» Request
Reproduce the entries below character for character, from the first line up to and including the line that contains "335, 626, 342]".
[Begin Dataset records]
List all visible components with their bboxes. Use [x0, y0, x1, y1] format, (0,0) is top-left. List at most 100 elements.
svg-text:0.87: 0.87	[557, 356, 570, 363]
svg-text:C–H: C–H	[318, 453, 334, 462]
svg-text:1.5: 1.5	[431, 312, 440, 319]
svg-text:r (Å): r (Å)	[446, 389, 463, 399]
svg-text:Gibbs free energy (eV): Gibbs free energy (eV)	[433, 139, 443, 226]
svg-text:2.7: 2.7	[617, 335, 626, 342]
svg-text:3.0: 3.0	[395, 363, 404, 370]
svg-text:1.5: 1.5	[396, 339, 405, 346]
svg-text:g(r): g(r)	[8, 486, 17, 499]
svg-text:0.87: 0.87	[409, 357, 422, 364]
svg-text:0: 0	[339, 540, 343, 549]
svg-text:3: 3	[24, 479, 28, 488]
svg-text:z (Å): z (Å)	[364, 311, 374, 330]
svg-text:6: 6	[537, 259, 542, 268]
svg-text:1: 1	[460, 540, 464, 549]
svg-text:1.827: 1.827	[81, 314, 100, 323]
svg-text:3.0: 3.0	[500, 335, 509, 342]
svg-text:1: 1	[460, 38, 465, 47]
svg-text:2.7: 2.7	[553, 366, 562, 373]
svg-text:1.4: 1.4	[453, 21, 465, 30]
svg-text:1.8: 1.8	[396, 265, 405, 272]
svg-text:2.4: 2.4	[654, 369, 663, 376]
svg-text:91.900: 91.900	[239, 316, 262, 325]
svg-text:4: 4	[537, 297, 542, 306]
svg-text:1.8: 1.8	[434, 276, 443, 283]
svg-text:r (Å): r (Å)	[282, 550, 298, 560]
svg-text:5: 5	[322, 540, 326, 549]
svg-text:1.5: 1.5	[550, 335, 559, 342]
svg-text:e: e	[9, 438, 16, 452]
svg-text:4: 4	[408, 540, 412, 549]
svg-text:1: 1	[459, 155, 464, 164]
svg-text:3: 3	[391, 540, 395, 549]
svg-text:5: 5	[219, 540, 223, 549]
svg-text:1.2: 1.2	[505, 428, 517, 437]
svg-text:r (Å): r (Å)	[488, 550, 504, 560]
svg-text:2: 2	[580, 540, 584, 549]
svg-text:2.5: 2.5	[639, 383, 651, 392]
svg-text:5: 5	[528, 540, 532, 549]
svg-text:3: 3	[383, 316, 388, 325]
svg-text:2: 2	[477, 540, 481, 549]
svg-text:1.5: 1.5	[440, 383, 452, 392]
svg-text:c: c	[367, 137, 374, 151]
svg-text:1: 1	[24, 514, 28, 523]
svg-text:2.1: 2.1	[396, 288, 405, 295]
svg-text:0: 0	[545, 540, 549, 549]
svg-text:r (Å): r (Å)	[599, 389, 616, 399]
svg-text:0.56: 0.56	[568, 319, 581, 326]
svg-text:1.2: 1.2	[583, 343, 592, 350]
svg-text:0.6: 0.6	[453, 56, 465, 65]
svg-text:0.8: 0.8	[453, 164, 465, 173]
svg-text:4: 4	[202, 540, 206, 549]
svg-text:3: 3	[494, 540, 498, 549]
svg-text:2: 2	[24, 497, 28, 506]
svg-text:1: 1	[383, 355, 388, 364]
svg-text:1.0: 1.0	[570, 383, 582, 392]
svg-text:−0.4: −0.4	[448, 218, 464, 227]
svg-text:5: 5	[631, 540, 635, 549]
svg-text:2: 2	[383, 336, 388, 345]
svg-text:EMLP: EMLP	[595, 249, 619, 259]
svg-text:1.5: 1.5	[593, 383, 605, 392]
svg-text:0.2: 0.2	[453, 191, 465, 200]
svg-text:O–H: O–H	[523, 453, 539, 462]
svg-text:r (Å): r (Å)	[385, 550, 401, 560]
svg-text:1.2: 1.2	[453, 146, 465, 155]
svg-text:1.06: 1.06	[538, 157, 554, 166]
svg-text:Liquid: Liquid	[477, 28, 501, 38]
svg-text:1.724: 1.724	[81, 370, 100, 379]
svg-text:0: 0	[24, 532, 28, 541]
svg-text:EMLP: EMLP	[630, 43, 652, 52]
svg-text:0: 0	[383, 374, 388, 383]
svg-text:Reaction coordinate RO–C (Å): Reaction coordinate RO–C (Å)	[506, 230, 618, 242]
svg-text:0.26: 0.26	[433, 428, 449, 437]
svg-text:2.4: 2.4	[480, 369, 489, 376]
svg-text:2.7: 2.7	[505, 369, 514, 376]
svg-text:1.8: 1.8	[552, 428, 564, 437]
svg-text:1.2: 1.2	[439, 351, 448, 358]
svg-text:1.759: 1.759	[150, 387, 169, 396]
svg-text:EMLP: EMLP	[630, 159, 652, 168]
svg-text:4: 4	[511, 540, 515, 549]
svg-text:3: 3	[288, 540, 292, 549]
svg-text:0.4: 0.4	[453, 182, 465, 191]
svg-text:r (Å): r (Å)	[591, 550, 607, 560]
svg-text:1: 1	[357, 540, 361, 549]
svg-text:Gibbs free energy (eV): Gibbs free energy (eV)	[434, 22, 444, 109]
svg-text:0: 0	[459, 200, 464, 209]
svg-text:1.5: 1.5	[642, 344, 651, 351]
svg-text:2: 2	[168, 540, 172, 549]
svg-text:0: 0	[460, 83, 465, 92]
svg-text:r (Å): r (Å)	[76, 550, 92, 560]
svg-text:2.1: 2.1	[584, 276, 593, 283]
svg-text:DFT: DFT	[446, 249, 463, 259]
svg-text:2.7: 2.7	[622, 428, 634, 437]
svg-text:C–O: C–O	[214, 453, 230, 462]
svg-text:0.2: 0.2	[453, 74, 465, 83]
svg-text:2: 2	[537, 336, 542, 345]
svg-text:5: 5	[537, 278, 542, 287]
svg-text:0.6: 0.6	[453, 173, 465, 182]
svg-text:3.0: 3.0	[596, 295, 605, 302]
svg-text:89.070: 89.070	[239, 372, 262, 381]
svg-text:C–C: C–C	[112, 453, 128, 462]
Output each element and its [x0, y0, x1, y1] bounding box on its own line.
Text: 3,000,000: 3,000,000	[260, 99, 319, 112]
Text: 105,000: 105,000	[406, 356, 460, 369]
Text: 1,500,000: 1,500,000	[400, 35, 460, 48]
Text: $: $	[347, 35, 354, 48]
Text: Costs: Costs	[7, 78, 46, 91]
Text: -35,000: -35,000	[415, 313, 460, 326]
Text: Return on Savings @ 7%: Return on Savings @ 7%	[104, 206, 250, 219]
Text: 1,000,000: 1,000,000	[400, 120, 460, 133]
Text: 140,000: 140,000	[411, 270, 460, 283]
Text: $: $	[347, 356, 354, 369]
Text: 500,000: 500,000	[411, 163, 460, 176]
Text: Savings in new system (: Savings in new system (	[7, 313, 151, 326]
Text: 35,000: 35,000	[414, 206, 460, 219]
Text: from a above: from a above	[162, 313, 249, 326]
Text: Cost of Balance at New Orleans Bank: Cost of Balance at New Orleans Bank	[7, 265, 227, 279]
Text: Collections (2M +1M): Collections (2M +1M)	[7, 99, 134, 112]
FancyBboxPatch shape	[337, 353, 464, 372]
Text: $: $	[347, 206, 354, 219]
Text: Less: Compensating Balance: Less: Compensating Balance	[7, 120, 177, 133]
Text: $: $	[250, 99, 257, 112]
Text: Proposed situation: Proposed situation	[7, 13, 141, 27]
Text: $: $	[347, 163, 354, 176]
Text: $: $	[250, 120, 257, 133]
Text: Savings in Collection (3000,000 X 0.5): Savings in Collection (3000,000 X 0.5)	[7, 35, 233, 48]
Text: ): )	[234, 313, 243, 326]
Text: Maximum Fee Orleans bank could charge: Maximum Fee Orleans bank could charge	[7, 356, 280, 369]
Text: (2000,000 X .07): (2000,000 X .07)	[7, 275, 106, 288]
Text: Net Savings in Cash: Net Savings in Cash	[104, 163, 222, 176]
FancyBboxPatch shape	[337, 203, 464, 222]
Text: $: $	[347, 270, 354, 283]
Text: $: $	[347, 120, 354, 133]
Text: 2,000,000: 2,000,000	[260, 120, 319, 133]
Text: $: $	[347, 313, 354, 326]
[End Dataset records]
» Full solution
List all visible components with their bboxes. Use [x0, y0, x1, y1] format, (0,0) is top-left. List at most 100 elements.
svg-text:0.87: 0.87	[557, 356, 570, 363]
svg-text:C–H: C–H	[318, 453, 334, 462]
svg-text:1.5: 1.5	[431, 312, 440, 319]
svg-text:r (Å): r (Å)	[446, 389, 463, 399]
svg-text:Gibbs free energy (eV): Gibbs free energy (eV)	[433, 139, 443, 226]
svg-text:2.7: 2.7	[617, 335, 626, 342]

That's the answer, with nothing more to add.